Write each record again exactly as it stands.

== == ==

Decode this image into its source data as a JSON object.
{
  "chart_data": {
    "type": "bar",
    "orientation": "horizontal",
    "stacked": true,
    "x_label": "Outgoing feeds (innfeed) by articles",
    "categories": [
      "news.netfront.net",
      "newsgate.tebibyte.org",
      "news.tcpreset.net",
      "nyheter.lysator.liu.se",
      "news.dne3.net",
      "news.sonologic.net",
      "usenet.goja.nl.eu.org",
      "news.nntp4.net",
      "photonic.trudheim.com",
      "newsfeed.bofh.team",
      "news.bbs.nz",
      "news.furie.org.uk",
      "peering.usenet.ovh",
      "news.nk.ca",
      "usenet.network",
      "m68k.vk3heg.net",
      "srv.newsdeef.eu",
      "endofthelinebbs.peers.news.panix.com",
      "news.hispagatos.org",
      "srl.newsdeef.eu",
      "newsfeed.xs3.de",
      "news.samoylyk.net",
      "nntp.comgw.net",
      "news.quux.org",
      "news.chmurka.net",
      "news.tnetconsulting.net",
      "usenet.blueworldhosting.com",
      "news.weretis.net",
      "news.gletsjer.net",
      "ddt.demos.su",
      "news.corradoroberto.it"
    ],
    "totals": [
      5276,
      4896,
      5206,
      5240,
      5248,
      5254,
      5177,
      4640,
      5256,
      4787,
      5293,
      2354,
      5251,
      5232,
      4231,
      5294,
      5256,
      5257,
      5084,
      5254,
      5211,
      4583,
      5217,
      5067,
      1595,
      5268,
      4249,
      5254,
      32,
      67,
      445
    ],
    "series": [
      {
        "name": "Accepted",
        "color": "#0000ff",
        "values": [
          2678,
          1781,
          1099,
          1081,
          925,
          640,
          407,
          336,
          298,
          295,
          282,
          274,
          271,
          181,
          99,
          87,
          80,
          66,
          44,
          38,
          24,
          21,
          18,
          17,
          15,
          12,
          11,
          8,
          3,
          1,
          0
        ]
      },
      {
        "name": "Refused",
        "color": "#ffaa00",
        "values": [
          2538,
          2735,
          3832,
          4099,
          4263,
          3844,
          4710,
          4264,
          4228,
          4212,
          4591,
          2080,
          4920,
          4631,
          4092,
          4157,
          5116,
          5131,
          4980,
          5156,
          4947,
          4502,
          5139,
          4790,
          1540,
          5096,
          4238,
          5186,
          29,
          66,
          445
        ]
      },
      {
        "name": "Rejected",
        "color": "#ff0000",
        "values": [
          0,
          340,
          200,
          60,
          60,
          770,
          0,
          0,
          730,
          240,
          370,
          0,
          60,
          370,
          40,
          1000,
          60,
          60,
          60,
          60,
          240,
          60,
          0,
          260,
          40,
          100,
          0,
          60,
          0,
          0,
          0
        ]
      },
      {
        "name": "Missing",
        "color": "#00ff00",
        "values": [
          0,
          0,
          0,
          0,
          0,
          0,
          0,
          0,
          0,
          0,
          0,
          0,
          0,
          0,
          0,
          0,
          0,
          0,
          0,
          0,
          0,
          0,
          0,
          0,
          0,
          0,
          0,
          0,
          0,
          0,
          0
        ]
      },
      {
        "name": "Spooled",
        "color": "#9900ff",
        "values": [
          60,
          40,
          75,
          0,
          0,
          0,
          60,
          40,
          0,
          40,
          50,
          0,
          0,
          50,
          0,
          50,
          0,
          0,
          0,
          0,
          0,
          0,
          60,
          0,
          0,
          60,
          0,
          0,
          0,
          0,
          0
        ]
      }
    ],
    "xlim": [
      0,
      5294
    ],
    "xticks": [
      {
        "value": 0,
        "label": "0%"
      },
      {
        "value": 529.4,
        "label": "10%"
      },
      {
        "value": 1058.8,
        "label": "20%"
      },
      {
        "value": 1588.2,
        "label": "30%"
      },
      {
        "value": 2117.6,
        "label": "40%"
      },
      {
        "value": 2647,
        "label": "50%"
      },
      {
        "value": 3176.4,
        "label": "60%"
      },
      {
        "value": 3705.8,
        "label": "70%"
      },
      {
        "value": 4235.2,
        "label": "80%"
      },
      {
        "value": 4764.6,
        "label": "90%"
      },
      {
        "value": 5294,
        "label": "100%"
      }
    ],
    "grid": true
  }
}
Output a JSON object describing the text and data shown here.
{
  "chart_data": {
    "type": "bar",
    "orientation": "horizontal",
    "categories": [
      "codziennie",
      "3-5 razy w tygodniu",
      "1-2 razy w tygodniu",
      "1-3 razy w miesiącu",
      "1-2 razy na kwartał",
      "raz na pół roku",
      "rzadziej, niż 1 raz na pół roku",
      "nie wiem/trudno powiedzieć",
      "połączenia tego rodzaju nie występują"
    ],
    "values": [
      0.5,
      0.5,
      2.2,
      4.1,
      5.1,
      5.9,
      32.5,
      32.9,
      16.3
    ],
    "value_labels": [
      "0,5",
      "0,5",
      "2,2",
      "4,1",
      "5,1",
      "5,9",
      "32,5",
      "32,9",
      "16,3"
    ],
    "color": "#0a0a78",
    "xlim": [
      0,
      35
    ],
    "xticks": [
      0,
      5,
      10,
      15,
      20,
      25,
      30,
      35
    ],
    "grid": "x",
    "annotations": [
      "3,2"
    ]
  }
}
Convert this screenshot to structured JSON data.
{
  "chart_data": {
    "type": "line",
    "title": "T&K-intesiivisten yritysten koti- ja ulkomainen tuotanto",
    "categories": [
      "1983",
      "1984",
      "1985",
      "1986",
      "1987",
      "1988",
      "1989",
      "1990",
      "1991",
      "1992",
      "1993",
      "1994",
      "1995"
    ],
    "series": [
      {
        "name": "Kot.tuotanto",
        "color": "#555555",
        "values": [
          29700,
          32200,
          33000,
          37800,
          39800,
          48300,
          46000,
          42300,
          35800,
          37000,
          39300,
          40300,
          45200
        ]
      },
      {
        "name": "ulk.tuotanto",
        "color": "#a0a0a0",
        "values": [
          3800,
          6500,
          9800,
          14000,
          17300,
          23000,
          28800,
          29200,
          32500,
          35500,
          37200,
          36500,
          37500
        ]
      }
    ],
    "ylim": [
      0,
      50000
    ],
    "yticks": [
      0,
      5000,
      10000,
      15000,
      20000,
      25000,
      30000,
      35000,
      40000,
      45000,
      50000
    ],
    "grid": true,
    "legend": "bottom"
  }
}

== == ==

WRITTEN ANSWER:
Decode this image into its source data as a JSON object.
{
  "chart_data": {
    "type": "bar",
    "orientation": "horizontal",
    "stacked": true,
    "x_label": "Outgoing feeds (innfeed) by articles",
    "categories": [
      "news.netfront.net",
      "newsgate.tebibyte.org",
      "news.tcpreset.net",
      "nyheter.lysator.liu.se",
      "news.dne3.net",
      "news.sonologic.net",
      "usenet.goja.nl.eu.org",
      "news.nntp4.net",
      "photonic.trudheim.com",
      "newsfeed.bofh.team",
      "news.bbs.nz",
      "news.furie.org.uk",
      "peering.usenet.ovh",
      "news.nk.ca",
      "usenet.network",
      "m68k.vk3heg.net",
      "srv.newsdeef.eu",
      "endofthelinebbs.peers.news.panix.com",
      "news.hispagatos.org",
      "srl.newsdeef.eu",
      "newsfeed.xs3.de",
      "news.samoylyk.net",
      "nntp.comgw.net",
      "news.quux.org",
      "news.chmurka.net",
      "news.tnetconsulting.net",
      "usenet.blueworldhosting.com",
      "news.weretis.net",
      "news.gletsjer.net",
      "ddt.demos.su",
      "news.corradoroberto.it"
    ],
    "totals": [
      5276,
      4896,
      5206,
      5240,
      5248,
      5254,
      5177,
      4640,
      5256,
      4787,
      5293,
      2354,
      5251,
      5232,
      4231,
      5294,
      5256,
      5257,
      5084,
      5254,
      5211,
      4583,
      5217,
      5067,
      1595,
      5268,
      4249,
      5254,
      32,
      67,
      445
    ],
    "series": [
      {
        "name": "Accepted",
        "color": "#0000ff",
        "values": [
          2678,
          1781,
          1099,
          1081,
          925,
          640,
          407,
          336,
          298,
          295,
          282,
          274,
          271,
          181,
          99,
          87,
          80,
          66,
          44,
          38,
          24,
          21,
          18,
          17,
          15,
          12,
          11,
          8,
          3,
          1,
          0
        ]
      },
      {
        "name": "Refused",
        "color": "#ffaa00",
        "values": [
          2538,
          2735,
          3832,
          4099,
          4263,
          3844,
          4710,
          4264,
          4228,
          4212,
          4591,
          2080,
          4920,
          4631,
          4092,
          4157,
          5116,
          5131,
          4980,
          5156,
          4947,
          4502,
          5139,
          4790,
          1540,
          5096,
          4238,
          5186,
          29,
          66,
          445
        ]
      },
      {
        "name": "Rejected",
        "color": "#ff0000",
        "values": [
          0,
          340,
          200,
          60,
          60,
          770,
          0,
          0,
          730,
          240,
          370,
          0,
          60,
          370,
          40,
          1000,
          60,
          60,
          60,
          60,
          240,
          60,
          0,
          260,
          40,
          100,
          0,
          60,
          0,
          0,
          0
        ]
      },
      {
        "name": "Missing",
        "color": "#00ff00",
        "values": [
          0,
          0,
          0,
          0,
          0,
          0,
          0,
          0,
          0,
          0,
          0,
          0,
          0,
          0,
          0,
          0,
          0,
          0,
          0,
          0,
          0,
          0,
          0,
          0,
          0,
          0,
          0,
          0,
          0,
          0,
          0
        ]
      },
      {
        "name": "Spooled",
        "color": "#9900ff",
        "values": [
          60,
          40,
          75,
          0,
          0,
          0,
          60,
          40,
          0,
          40,
          50,
          0,
          0,
          50,
          0,
          50,
          0,
          0,
          0,
          0,
          0,
          0,
          60,
          0,
          0,
          60,
          0,
          0,
          0,
          0,
          0
        ]
      }
    ],
    "xlim": [
      0,
      5294
    ],
    "xticks": [
      {
        "value": 0,
        "label": "0%"
      },
      {
        "value": 529.4,
        "label": "10%"
      },
      {
        "value": 1058.8,
        "label": "20%"
      },
      {
        "value": 1588.2,
        "label": "30%"
      },
      {
        "value": 2117.6,
        "label": "40%"
      },
      {
        "value": 2647,
        "label": "50%"
      },
      {
        "value": 3176.4,
        "label": "60%"
      },
      {
        "value": 3705.8,
        "label": "70%"
      },
      {
        "value": 4235.2,
        "label": "80%"
      },
      {
        "value": 4764.6,
        "label": "90%"
      },
      {
        "value": 5294,
        "label": "100%"
      }
    ],
    "grid": true
  }
}
Output a JSON object describing the text and data shown here.
{
  "chart_data": {
    "type": "bar",
    "orientation": "horizontal",
    "categories": [
      "codziennie",
      "3-5 razy w tygodniu",
      "1-2 razy w tygodniu",
      "1-3 razy w miesiącu",
      "1-2 razy na kwartał",
      "raz na pół roku",
      "rzadziej, niż 1 raz na pół roku",
      "nie wiem/trudno powiedzieć",
      "połączenia tego rodzaju nie występują"
    ],
    "values": [
      0.5,
      0.5,
      2.2,
      4.1,
      5.1,
      5.9,
      32.5,
      32.9,
      16.3
    ],
    "value_labels": [
      "0,5",
      "0,5",
      "2,2",
      "4,1",
      "5,1",
      "5,9",
      "32,5",
      "32,9",
      "16,3"
    ],
    "color": "#0a0a78",
    "xlim": [
      0,
      35
    ],
    "xticks": [
      0,
      5,
      10,
      15,
      20,
      25,
      30,
      35
    ],
    "grid": "x",
    "annotations": [
      "3,2"
    ]
  }
}
Convert this screenshot to structured JSON data.
{
  "chart_data": {
    "type": "line",
    "title": "T&K-intesiivisten yritysten koti- ja ulkomainen tuotanto",
    "categories": [
      "1983",
      "1984",
      "1985",
      "1986",
      "1987",
      "1988",
      "1989",
      "1990",
      "1991",
      "1992",
      "1993",
      "1994",
      "1995"
    ],
    "series": [
      {
        "name": "Kot.tuotanto",
        "color": "#555555",
        "values": [
          29700,
          32200,
          33000,
          37800,
          39800,
          48300,
          46000,
          42300,
          35800,
          37000,
          39300,
          40300,
          45200
        ]
      },
      {
        "name": "ulk.tuotanto",
        "color": "#a0a0a0",
        "values": [
          3800,
          6500,
          9800,
          14000,
          17300,
          23000,
          28800,
          29200,
          32500,
          35500,
          37200,
          36500,
          37500
        ]
      }
    ],
    "ylim": [
      0,
      50000
    ],
    "yticks": [
      0,
      5000,
      10000,
      15000,
      20000,
      25000,
      30000,
      35000,
      40000,
      45000,
      50000
    ],
    "grid": true,
    "legend": "bottom"
  }
}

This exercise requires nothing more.